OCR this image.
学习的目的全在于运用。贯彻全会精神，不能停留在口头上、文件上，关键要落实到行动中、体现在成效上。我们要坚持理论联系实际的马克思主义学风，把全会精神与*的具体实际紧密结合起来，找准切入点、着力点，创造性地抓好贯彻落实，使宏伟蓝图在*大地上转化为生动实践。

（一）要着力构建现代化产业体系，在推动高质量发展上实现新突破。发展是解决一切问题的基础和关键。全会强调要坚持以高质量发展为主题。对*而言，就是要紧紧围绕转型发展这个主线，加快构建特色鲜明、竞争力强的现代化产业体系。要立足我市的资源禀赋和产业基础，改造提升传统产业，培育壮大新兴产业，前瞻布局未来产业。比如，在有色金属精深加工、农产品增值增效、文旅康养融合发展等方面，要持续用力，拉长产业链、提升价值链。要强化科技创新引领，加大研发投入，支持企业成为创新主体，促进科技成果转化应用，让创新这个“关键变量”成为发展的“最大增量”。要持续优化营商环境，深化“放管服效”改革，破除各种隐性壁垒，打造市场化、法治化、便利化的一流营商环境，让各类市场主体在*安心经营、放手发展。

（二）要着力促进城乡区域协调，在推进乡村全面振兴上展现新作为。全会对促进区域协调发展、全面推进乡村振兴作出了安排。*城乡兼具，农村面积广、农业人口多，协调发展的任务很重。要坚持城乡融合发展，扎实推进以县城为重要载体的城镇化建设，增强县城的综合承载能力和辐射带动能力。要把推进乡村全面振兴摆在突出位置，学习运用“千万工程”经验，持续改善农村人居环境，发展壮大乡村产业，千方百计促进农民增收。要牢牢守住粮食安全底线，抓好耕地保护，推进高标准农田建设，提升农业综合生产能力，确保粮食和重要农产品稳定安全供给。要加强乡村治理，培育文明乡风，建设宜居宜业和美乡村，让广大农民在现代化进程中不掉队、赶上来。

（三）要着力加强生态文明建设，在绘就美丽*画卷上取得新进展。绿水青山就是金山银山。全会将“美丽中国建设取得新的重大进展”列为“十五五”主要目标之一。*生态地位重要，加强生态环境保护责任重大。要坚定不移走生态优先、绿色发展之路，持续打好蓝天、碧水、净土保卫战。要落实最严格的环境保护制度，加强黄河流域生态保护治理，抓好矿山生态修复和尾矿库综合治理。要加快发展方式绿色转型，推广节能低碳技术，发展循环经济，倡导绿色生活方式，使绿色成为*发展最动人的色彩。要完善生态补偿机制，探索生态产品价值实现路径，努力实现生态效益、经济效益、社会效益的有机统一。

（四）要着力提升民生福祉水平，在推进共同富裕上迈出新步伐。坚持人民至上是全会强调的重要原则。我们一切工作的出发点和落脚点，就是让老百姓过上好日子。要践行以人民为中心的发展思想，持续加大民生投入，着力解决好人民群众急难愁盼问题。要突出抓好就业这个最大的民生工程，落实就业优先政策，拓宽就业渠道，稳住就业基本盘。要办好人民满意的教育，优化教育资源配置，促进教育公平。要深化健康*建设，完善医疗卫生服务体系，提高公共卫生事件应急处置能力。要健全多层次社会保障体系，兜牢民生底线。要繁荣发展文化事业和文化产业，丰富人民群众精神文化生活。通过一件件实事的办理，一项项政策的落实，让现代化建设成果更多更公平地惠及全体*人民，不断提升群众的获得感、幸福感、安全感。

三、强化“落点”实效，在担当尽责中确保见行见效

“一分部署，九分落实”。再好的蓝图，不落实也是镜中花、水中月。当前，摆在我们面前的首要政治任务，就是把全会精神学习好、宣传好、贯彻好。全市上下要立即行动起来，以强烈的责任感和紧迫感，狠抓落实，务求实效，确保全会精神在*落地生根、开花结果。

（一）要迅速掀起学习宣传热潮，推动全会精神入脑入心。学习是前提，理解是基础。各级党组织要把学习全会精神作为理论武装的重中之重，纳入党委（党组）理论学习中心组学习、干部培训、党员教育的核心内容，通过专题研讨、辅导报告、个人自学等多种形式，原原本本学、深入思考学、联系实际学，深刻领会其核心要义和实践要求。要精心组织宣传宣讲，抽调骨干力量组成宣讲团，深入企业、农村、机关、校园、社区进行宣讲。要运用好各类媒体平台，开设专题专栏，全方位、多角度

---*---

Transcribe all entries exactly as they are given.

OCR this image.
学习的目的全在于运用。贯彻全会精神，不能停留在口头上、文件上，关键要落实到行动中、体现在成效上。我们要坚持理论联系实际的马克思主义学风，把全会精神与*的具体实际紧密结合起来，找准切入点、着力点，创造性地抓好贯彻落实，使宏伟蓝图在*大地上转化为生动实践。

（一）要着力构建现代化产业体系，在推动高质量发展上实现新突破。发展是解决一切问题的基础和关键。全会强调要坚持以高质量发展为主题。对*而言，就是要紧紧围绕转型发展这个主线，加快构建特色鲜明、竞争力强的现代化产业体系。要立足我市的资源禀赋和产业基础，改造提升传统产业，培育壮大新兴产业，前瞻布局未来产业。比如，在有色金属精深加工、农产品增值增效、文旅康养融合发展等方面，要持续用力，拉长产业链、提升价值链。要强化科技创新引领，加大研发投入，支持企业成为创新主体，促进科技成果转化应用，让创新这个“关键变量”成为发展的“最大增量”。要持续优化营商环境，深化“放管服效”改革，破除各种隐性壁垒，打造市场化、法治化、便利化的一流营商环境，让各类市场主体在*安心经营、放手发展。

（二）要着力促进城乡区域协调，在推进乡村全面振兴上展现新作为。全会对促进区域协调发展、全面推进乡村振兴作出了安排。*城乡兼具，农村面积广、农业人口多，协调发展的任务很重。要坚持城乡融合发展，扎实推进以县城为重要载体的城镇化建设，增强县城的综合承载能力和辐射带动能力。要把推进乡村全面振兴摆在突出位置，学习运用“千万工程”经验，持续改善农村人居环境，发展壮大乡村产业，千方百计促进农民增收。要牢牢守住粮食安全底线，抓好耕地保护，推进高标准农田建设，提升农业综合生产能力，确保粮食和重要农产品稳定安全供给。要加强乡村治理，培育文明乡风，建设宜居宜业和美乡村，让广大农民在现代化进程中不掉队、赶上来。

（三）要着力加强生态文明建设，在绘就美丽*画卷上取得新进展。绿水青山就是金山银山。全会将“美丽中国建设取得新的重大进展”列为“十五五”主要目标之一。*生态地位重要，加强生态环境保护责任重大。要坚定不移走生态优先、绿色发展之路，持续打好蓝天、碧水、净土保卫战。要落实最严格的环境保护制度，加强黄河流域生态保护治理，抓好矿山生态修复和尾矿库综合治理。要加快发展方式绿色转型，推广节能低碳技术，发展循环经济，倡导绿色生活方式，使绿色成为*发展最动人的色彩。要完善生态补偿机制，探索生态产品价值实现路径，努力实现生态效益、经济效益、社会效益的有机统一。

（四）要着力提升民生福祉水平，在推进共同富裕上迈出新步伐。坚持人民至上是全会强调的重要原则。我们一切工作的出发点和落脚点，就是让老百姓过上好日子。要践行以人民为中心的发展思想，持续加大民生投入，着力解决好人民群众急难愁盼问题。要突出抓好就业这个最大的民生工程，落实就业优先政策，拓宽就业渠道，稳住就业基本盘。要办好人民满意的教育，优化教育资源配置，促进教育公平。要深化健康*建设，完善医疗卫生服务体系，提高公共卫生事件应急处置能力。要健全多层次社会保障体系，兜牢民生底线。要繁荣发展文化事业和文化产业，丰富人民群众精神文化生活。通过一件件实事的办理，一项项政策的落实，让现代化建设成果更多更公平地惠及全体*人民，不断提升群众的获得感、幸福感、安全感。

三、强化“落点”实效，在担当尽责中确保见行见效

“一分部署，九分落实”。再好的蓝图，不落实也是镜中花、水中月。当前，摆在我们面前的首要政治任务，就是把全会精神学习好、宣传好、贯彻好。全市上下要立即行动起来，以强烈的责任感和紧迫感，狠抓落实，务求实效，确保全会精神在*落地生根、开花结果。

（一）要迅速掀起学习宣传热潮，推动全会精神入脑入心。学习是前提，理解是基础。各级党组织要把学习全会精神作为理论武装的重中之重，纳入党委（党组）理论学习中心组学习、干部培训、党员教育的核心内容，通过专题研讨、辅导报告、个人自学等多种形式，原原本本学、深入思考学、联系实际学，深刻领会其核心要义和实践要求。要精心组织宣传宣讲，抽调骨干力量组成宣讲团，深入企业、农村、机关、校园、社区进行宣讲。要运用好各类媒体平台，开设专题专栏，全方位、多角度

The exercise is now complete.